═══ Dataset content ═══

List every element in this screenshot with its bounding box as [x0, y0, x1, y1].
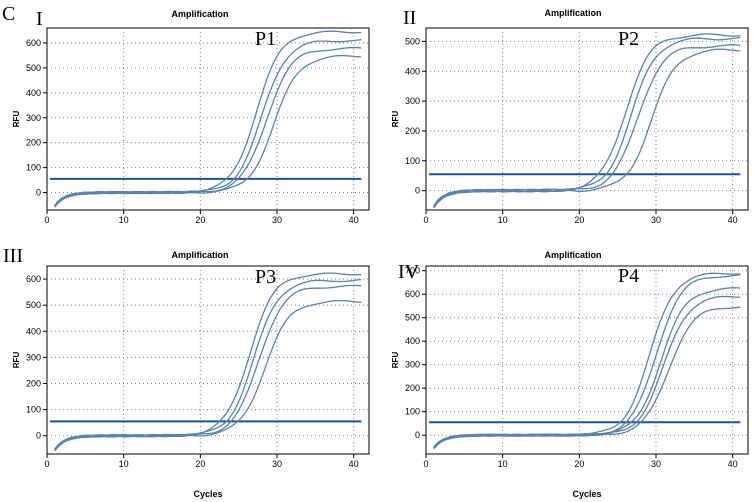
y-tick-label: 100	[26, 405, 41, 415]
y-tick-label: 100	[405, 156, 420, 166]
x-tick-label: 30	[651, 459, 661, 469]
y-tick-label: 300	[26, 352, 41, 362]
x-tick-label: 0	[44, 459, 49, 469]
x-tick-label: 10	[119, 215, 129, 225]
y-axis-label: RFU	[391, 352, 400, 369]
plot-frame	[46, 265, 370, 455]
y-tick-label: 300	[405, 96, 420, 106]
x-tick-label: 30	[272, 459, 282, 469]
y-tick-label: 300	[26, 113, 41, 123]
x-tick-label: 10	[498, 459, 508, 469]
x-tick-label: 10	[498, 215, 508, 225]
x-tick-label: 20	[195, 459, 205, 469]
amplification-curve	[54, 278, 362, 450]
y-tick-label: 600	[26, 38, 41, 48]
amplification-curve	[54, 299, 362, 451]
y-tick-label: 100	[405, 407, 420, 417]
chart-title: Amplification	[544, 250, 601, 260]
amplification-curve	[433, 295, 741, 449]
y-tick-label: 400	[405, 336, 420, 346]
y-axis-label: RFU	[391, 111, 400, 128]
y-tick-label: 600	[405, 289, 420, 299]
x-tick-label: 40	[728, 459, 738, 469]
x-tick-label: 20	[195, 215, 205, 225]
chart-title: Amplification	[544, 8, 601, 18]
panel-label: IV	[398, 261, 420, 283]
x-tick-label: 20	[574, 215, 584, 225]
y-tick-label: 300	[405, 360, 420, 370]
x-tick-label: 30	[272, 215, 282, 225]
amplification-curve	[433, 36, 741, 207]
y-tick-label: 500	[26, 300, 41, 310]
amplification-curve	[54, 39, 362, 207]
y-tick-label: 0	[415, 186, 420, 196]
chart-title: Amplification	[171, 9, 228, 19]
x-axis-label: Cycles	[193, 489, 222, 499]
panel-letter: C	[2, 3, 15, 25]
panel-label: II	[403, 7, 416, 29]
amplification-curve	[54, 54, 362, 207]
y-tick-label: 400	[26, 326, 41, 336]
y-tick-label: 700	[405, 266, 420, 276]
sample-label: P2	[618, 28, 639, 50]
amplification-curve	[433, 306, 741, 448]
x-tick-label: 40	[349, 215, 359, 225]
x-tick-label: 40	[728, 215, 738, 225]
y-tick-label: 200	[405, 126, 420, 136]
plot-frame	[425, 27, 749, 211]
y-tick-label: 0	[36, 188, 41, 198]
sample-label: P3	[255, 266, 276, 288]
panel-label: I	[36, 8, 43, 30]
x-tick-label: 0	[423, 459, 428, 469]
y-tick-label: 200	[405, 383, 420, 393]
plot-frame	[46, 27, 370, 211]
y-tick-label: 100	[26, 163, 41, 173]
x-tick-label: 0	[423, 215, 428, 225]
sample-label: P4	[618, 265, 639, 287]
chart-title: Amplification	[171, 250, 228, 260]
x-tick-label: 10	[119, 459, 129, 469]
x-tick-label: 20	[574, 459, 584, 469]
x-tick-label: 30	[651, 215, 661, 225]
y-tick-label: 0	[415, 430, 420, 440]
y-tick-label: 500	[405, 313, 420, 323]
y-tick-label: 400	[26, 88, 41, 98]
y-axis-label: RFU	[12, 111, 21, 128]
y-tick-label: 600	[26, 274, 41, 284]
y-axis-label: RFU	[12, 352, 21, 369]
x-tick-label: 40	[349, 459, 359, 469]
panel-label: III	[3, 245, 23, 267]
y-tick-label: 200	[26, 379, 41, 389]
x-tick-label: 0	[44, 215, 49, 225]
y-tick-label: 200	[26, 138, 41, 148]
sample-label: P1	[255, 28, 276, 50]
y-tick-label: 500	[26, 63, 41, 73]
y-tick-label: 0	[36, 431, 41, 441]
x-axis-label: Cycles	[572, 489, 601, 499]
y-tick-label: 400	[405, 66, 420, 76]
y-tick-label: 500	[405, 36, 420, 46]
amplification-curve	[433, 48, 741, 208]
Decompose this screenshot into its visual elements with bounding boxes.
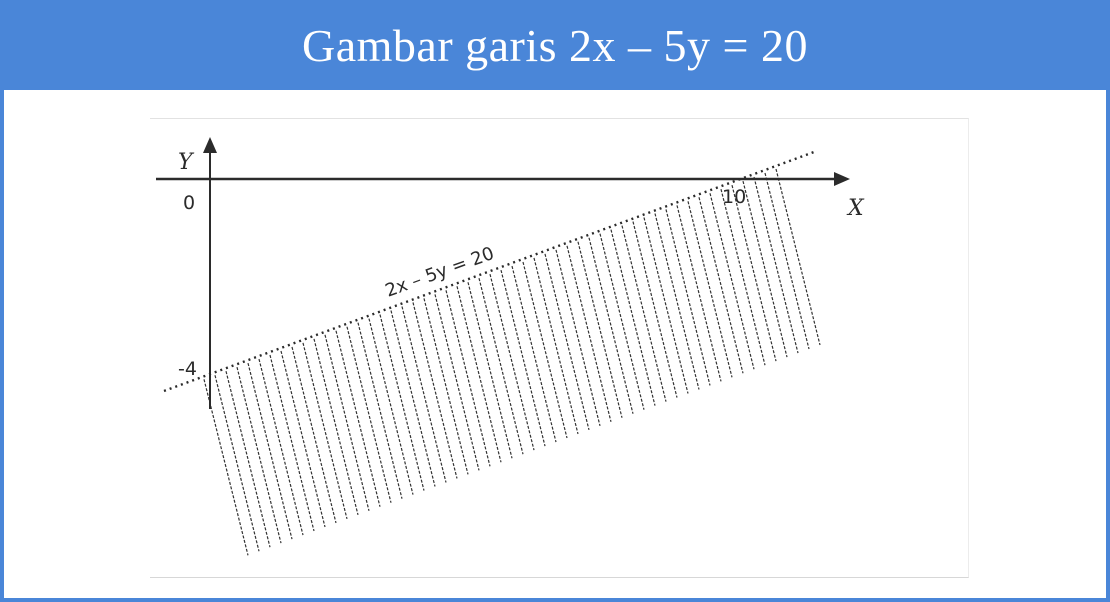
hatch-line [225,371,271,548]
hatch-line [379,314,425,491]
title-bar: Gambar garis 2x – 5y = 20 [4,0,1106,90]
hatch-line [764,172,810,350]
slide-title: Gambar garis 2x – 5y = 20 [301,19,808,71]
hatch-line [401,306,447,483]
hatch-line [423,298,469,475]
hatch-line [555,249,601,427]
x-intercept-label: 10 [722,186,746,208]
hatch-line [269,354,315,532]
hatch-line [676,205,722,382]
hatch-line [709,193,755,370]
hatch-line [643,217,689,394]
hatch-line [467,282,513,459]
hatch-line [412,302,458,479]
x-axis-label: X [846,196,865,221]
graph-figure: Y X 0 10 -4 2x – 5y = 20 [150,118,969,578]
hatch-line [753,176,799,354]
graph-canvas: Y X 0 10 -4 2x – 5y = 20 [156,137,865,556]
hatched-region [203,168,821,556]
hatch-line [445,290,491,467]
hatch-line [775,168,821,346]
hatch-line [313,338,359,515]
hatch-line [434,294,480,471]
hatch-line [621,225,667,402]
hatch-line [500,269,546,447]
y-intercept-label: -4 [178,358,197,380]
hatch-line [577,241,623,418]
hatch-line [654,213,700,390]
hatch-line [544,253,590,431]
equation-label: 2x – 5y = 20 [383,243,497,302]
hatch-line [335,330,381,507]
hatch-line [368,318,414,495]
hatch-line [203,379,249,556]
hatch-line [214,375,260,552]
hatch-line [236,367,282,544]
hatch-line [357,322,403,499]
x-axis-arrow-icon [834,172,850,186]
hatch-line [599,233,645,410]
hatch-line [720,189,766,366]
hatch-line [324,334,370,511]
hatch-line [247,362,293,540]
hatch-line [687,201,733,378]
hatch-line [291,346,337,524]
hatch-line [665,209,711,386]
y-axis-arrow-icon [203,137,217,153]
hatch-line [478,278,524,455]
hatch-line [731,185,777,362]
hatch-line [588,237,634,414]
hatch-line [390,310,436,487]
hatch-line [258,358,304,536]
boundary-line [163,150,815,393]
hatch-line [698,197,744,374]
hatch-line [280,350,326,528]
y-axis-label: Y [178,150,195,175]
hatch-line [346,326,392,503]
hatch-line [632,221,678,398]
hatch-line [533,257,579,435]
hatch-line [566,245,612,422]
hatch-line [511,265,557,443]
hatch-line [522,261,568,439]
hatch-line [610,229,656,406]
hatch-line [489,273,535,451]
hatch-line [742,180,788,358]
hatch-line [302,342,348,520]
hatch-line [456,286,502,463]
origin-label: 0 [183,192,195,214]
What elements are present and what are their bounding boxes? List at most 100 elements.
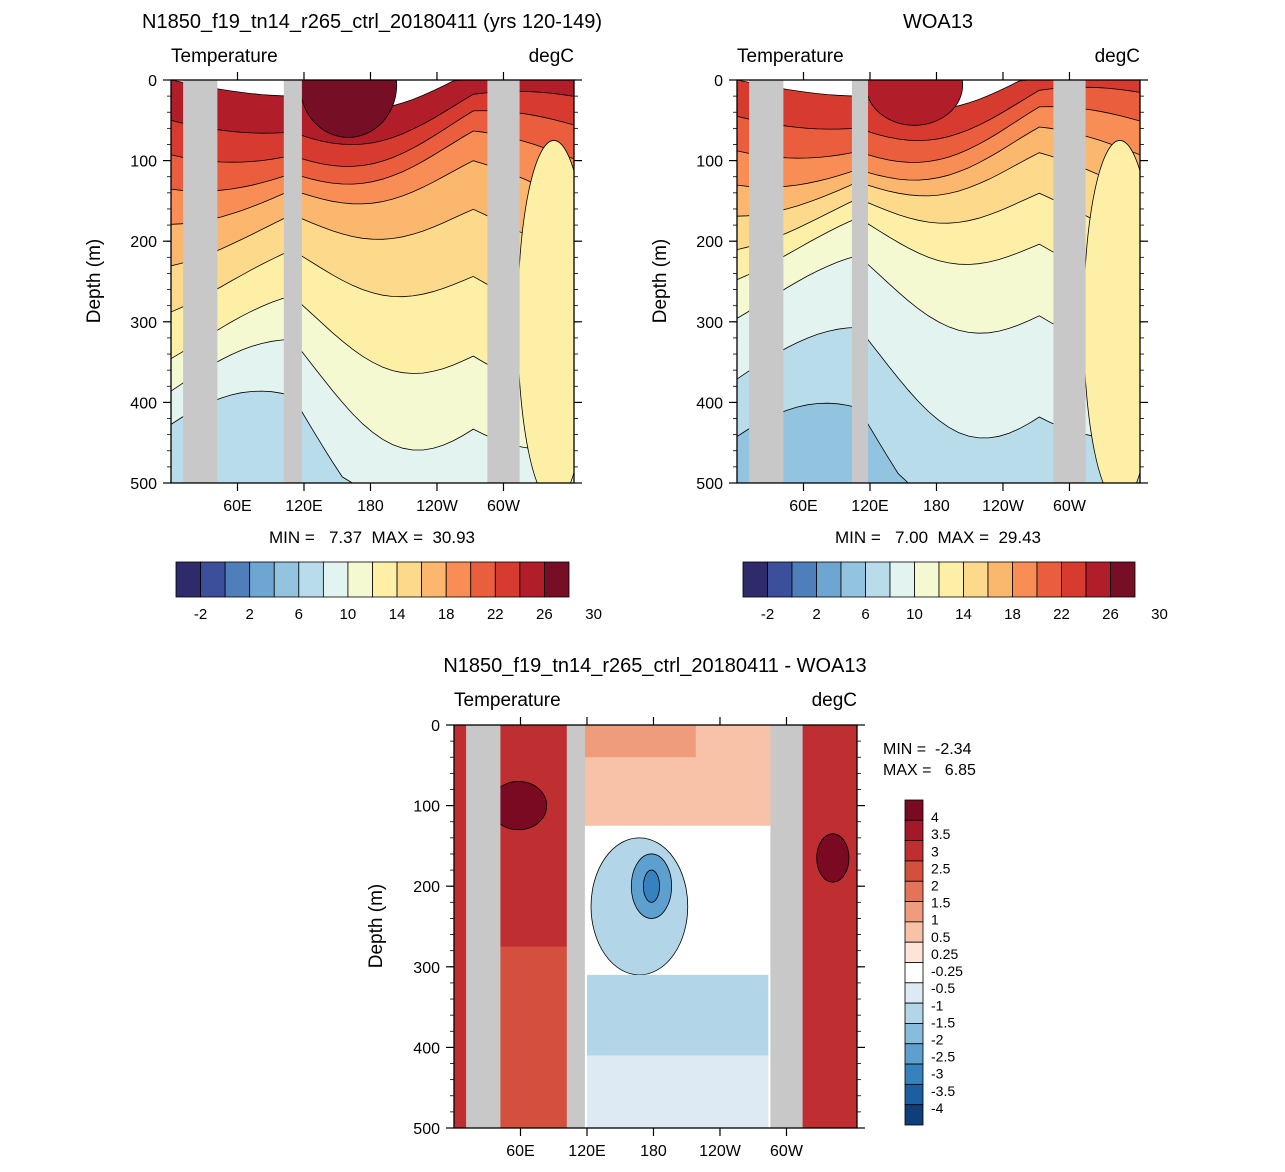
x-tick-label: 60E [223, 498, 251, 515]
colorbar-label: 2 [246, 606, 254, 623]
plot-frame [170, 79, 575, 484]
land-mask [851, 80, 868, 483]
plot-frame [453, 724, 858, 1129]
diff-band [800, 725, 857, 1128]
panel-title: WOA13 [903, 11, 973, 33]
y-axis: 0 100 200 300 400 500 [696, 73, 1148, 493]
colorbar-label: 14 [389, 606, 406, 623]
colorbar-label: 22 [1053, 606, 1070, 623]
colorbar-swatch [904, 840, 924, 862]
colorbar-label: 6 [861, 606, 869, 623]
colorbar-swatch [904, 921, 924, 943]
colorbar-swatch [249, 561, 275, 598]
colorbar-label: -1 [931, 997, 944, 1013]
colorbar-swatch [938, 561, 964, 598]
colorbar-label: 2 [812, 606, 820, 623]
land-mask [770, 725, 803, 1128]
min-max-stats: MIN = 7.37 MAX = 30.93 [269, 528, 475, 547]
y-axis-label: Depth (m) [84, 239, 105, 323]
land-mask [466, 725, 501, 1128]
colorbar-swatch [914, 561, 940, 598]
diff-band [574, 725, 696, 758]
colorbar-label: 0.25 [931, 946, 958, 962]
x-tick-label: 180 [357, 498, 384, 515]
colorbar-swatch [1012, 561, 1038, 598]
colorbar-swatch [904, 880, 924, 902]
land-mask [749, 80, 784, 483]
y-tick-label: 500 [696, 476, 723, 493]
y-axis: 0 100 200 300 400 500 [413, 718, 865, 1138]
colorbar-swatch [904, 962, 924, 984]
y-tick-label: 300 [130, 315, 157, 332]
colorbar-label: 1.5 [931, 895, 951, 911]
colorbar-label: 4 [931, 809, 939, 825]
diff-band [494, 946, 567, 1128]
colorbar-swatch [904, 819, 924, 842]
y-tick-label: 100 [130, 154, 157, 171]
diff-contour [643, 869, 660, 903]
colorbar-label: 18 [438, 606, 455, 623]
heatmap-plot [171, 80, 574, 483]
land-mask [1053, 80, 1086, 483]
colorbar-swatch [904, 1104, 924, 1126]
colorbar-label: 30 [585, 606, 602, 623]
colorbar-swatch [904, 1023, 924, 1045]
x-tick-label: 120W [416, 498, 459, 515]
colorbar-swatch [904, 1043, 924, 1065]
colorbar-swatch [963, 561, 989, 598]
colorbar-swatch [396, 561, 423, 598]
colorbar-label: 22 [487, 606, 504, 623]
colorbar-label: 10 [906, 606, 923, 623]
colorbar-label: 2.5 [931, 860, 951, 876]
min-max-stats: MIN = 7.00 MAX = 29.43 [835, 528, 1041, 547]
colorbar-swatch [224, 561, 251, 598]
x-tick-label: 180 [923, 498, 950, 515]
x-tick-label: 60E [789, 498, 817, 515]
colorbar-swatch [372, 561, 398, 598]
units-label: degC [529, 46, 574, 67]
colorbar-label: -3 [931, 1066, 944, 1082]
plot-frame [736, 79, 1141, 484]
x-tick-label: 120W [982, 498, 1025, 515]
colorbar-label: -2 [194, 606, 207, 623]
colorbar-swatch [175, 561, 201, 598]
x-tick-label: 60W [487, 498, 521, 515]
colorbar-label: -3.5 [931, 1083, 955, 1099]
x-tick-label: 60W [770, 1143, 804, 1160]
colorbar-swatch [519, 561, 545, 598]
colorbar-swatch [987, 561, 1013, 598]
min-stat: MIN = -2.34 [883, 741, 972, 758]
colorbar-label: 2 [931, 878, 939, 894]
colorbar-swatch [791, 561, 817, 598]
y-tick-label: 400 [130, 395, 157, 412]
colorbar-swatch [322, 561, 349, 598]
y-tick-label: 200 [130, 234, 157, 251]
max-stat: MAX = 6.85 [883, 762, 976, 779]
colorbar-swatch [742, 561, 768, 598]
colorbar-swatch [865, 561, 891, 598]
colorbar-swatch [494, 561, 521, 598]
y-tick-label: 100 [413, 799, 440, 816]
colorbar-label: 26 [1102, 606, 1119, 623]
y-tick-label: 500 [413, 1121, 440, 1138]
colorbar-swatch [904, 982, 924, 1004]
colorbar-label: -0.25 [931, 963, 963, 979]
x-axis: 60E 120E 180 120W 60W [223, 72, 521, 515]
x-axis: 60E 120E 180 120W 60W [789, 72, 1087, 515]
y-axis: 0 100 200 300 400 500 [130, 73, 582, 493]
colorbar-swatch [767, 561, 793, 598]
panel-title: N1850_f19_tn14_r265_ctrl_20180411 (yrs 1… [142, 11, 602, 33]
colorbar-label: -4 [931, 1100, 944, 1116]
units-label: degC [1095, 46, 1140, 67]
land-mask [566, 725, 585, 1128]
colorbar-swatch [816, 561, 842, 598]
y-tick-label: 0 [714, 73, 723, 90]
colorbar-swatch [1110, 561, 1136, 598]
colorbar-swatch [470, 561, 496, 598]
colorbar-label: 3.5 [931, 826, 951, 842]
colorbar-swatch [904, 941, 924, 963]
variable-label: Temperature [454, 690, 561, 711]
x-tick-label: 120W [699, 1143, 742, 1160]
colorbar-label: 0.5 [931, 929, 951, 945]
diff-contour [816, 833, 850, 883]
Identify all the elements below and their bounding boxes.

═══

• [Problem to solve] Write out the lines of the records from the line that contains "x-tick-label: 60E [223, 498, 251, 515]" through the line that contains "panel-title: WOA13 [903, 11, 973, 33]", both of those lines included.

• [Solved problem]
x-tick-label: 60E [223, 498, 251, 515]
colorbar-label: 2 [246, 606, 254, 623]
plot-frame [170, 79, 575, 484]
land-mask [851, 80, 868, 483]
plot-frame [453, 724, 858, 1129]
diff-band [800, 725, 857, 1128]
panel-title: WOA13 [903, 11, 973, 33]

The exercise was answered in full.